Problem description → Below are entries; tally how many lines hold the string "hint" and answer with only that figure.

Data records →
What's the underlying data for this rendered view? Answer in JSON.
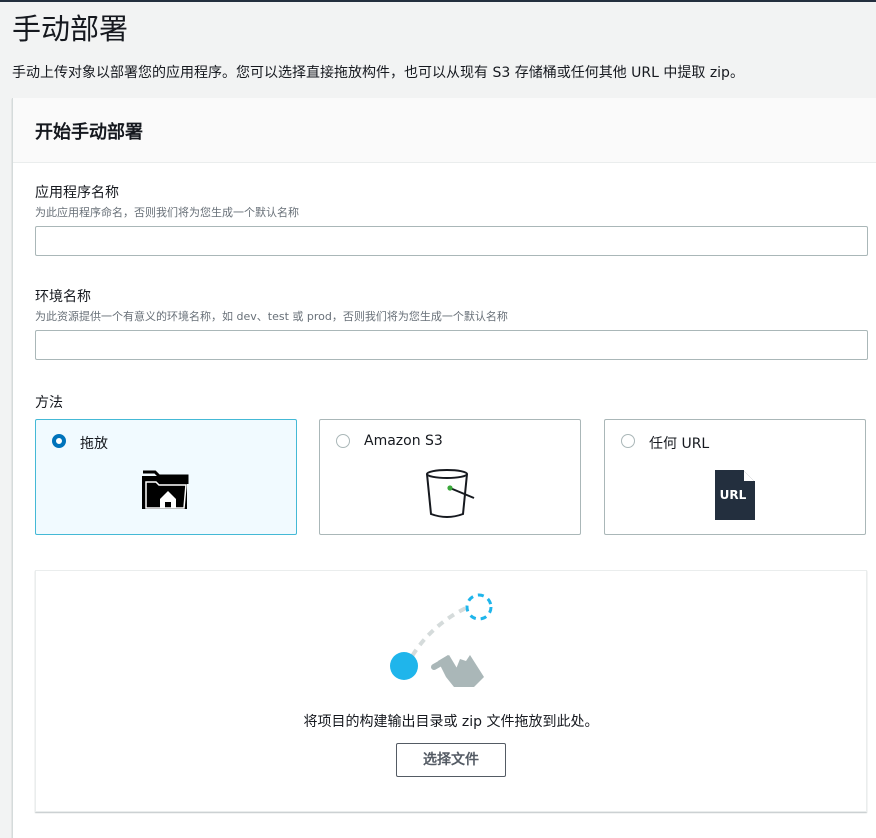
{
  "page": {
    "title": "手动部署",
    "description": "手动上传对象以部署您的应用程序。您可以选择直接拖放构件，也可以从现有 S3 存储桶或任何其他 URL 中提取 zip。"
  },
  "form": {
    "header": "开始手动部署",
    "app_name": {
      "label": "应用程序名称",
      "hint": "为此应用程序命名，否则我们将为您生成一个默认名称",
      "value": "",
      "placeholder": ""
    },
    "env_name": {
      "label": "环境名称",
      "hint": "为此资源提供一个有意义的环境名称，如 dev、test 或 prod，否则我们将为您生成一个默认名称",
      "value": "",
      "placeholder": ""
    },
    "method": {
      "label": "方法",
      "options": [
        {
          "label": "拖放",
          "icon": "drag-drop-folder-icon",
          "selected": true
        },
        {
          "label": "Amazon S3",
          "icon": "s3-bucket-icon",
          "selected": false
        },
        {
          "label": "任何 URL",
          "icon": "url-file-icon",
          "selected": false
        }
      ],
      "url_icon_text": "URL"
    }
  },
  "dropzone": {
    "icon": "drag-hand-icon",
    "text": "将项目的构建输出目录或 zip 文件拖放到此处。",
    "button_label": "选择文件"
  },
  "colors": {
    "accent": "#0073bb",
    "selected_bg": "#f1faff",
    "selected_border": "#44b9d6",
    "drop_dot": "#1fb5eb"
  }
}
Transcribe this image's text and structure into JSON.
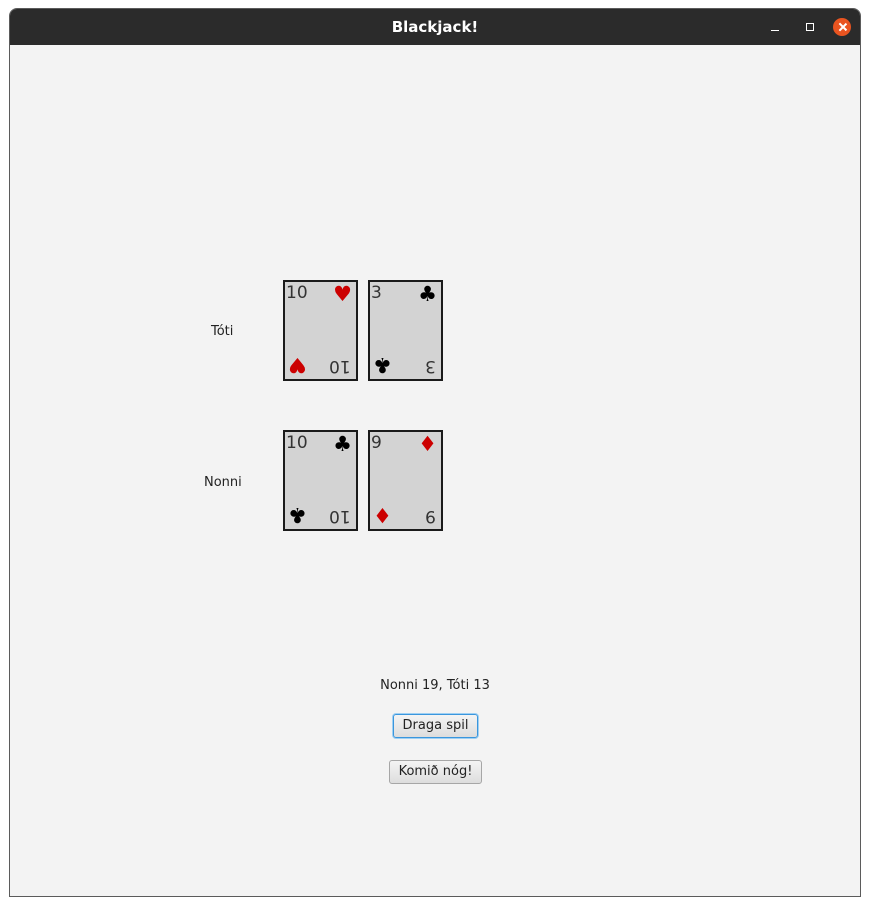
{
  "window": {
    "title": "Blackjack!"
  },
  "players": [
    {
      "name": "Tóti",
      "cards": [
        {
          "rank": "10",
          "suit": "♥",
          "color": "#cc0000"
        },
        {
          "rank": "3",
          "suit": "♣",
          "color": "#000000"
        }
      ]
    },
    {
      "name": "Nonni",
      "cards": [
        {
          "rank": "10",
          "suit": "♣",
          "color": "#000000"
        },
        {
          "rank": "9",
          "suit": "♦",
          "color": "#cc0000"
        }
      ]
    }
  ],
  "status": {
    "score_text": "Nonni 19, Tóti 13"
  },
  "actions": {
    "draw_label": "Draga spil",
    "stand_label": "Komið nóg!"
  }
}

Output of the task → 2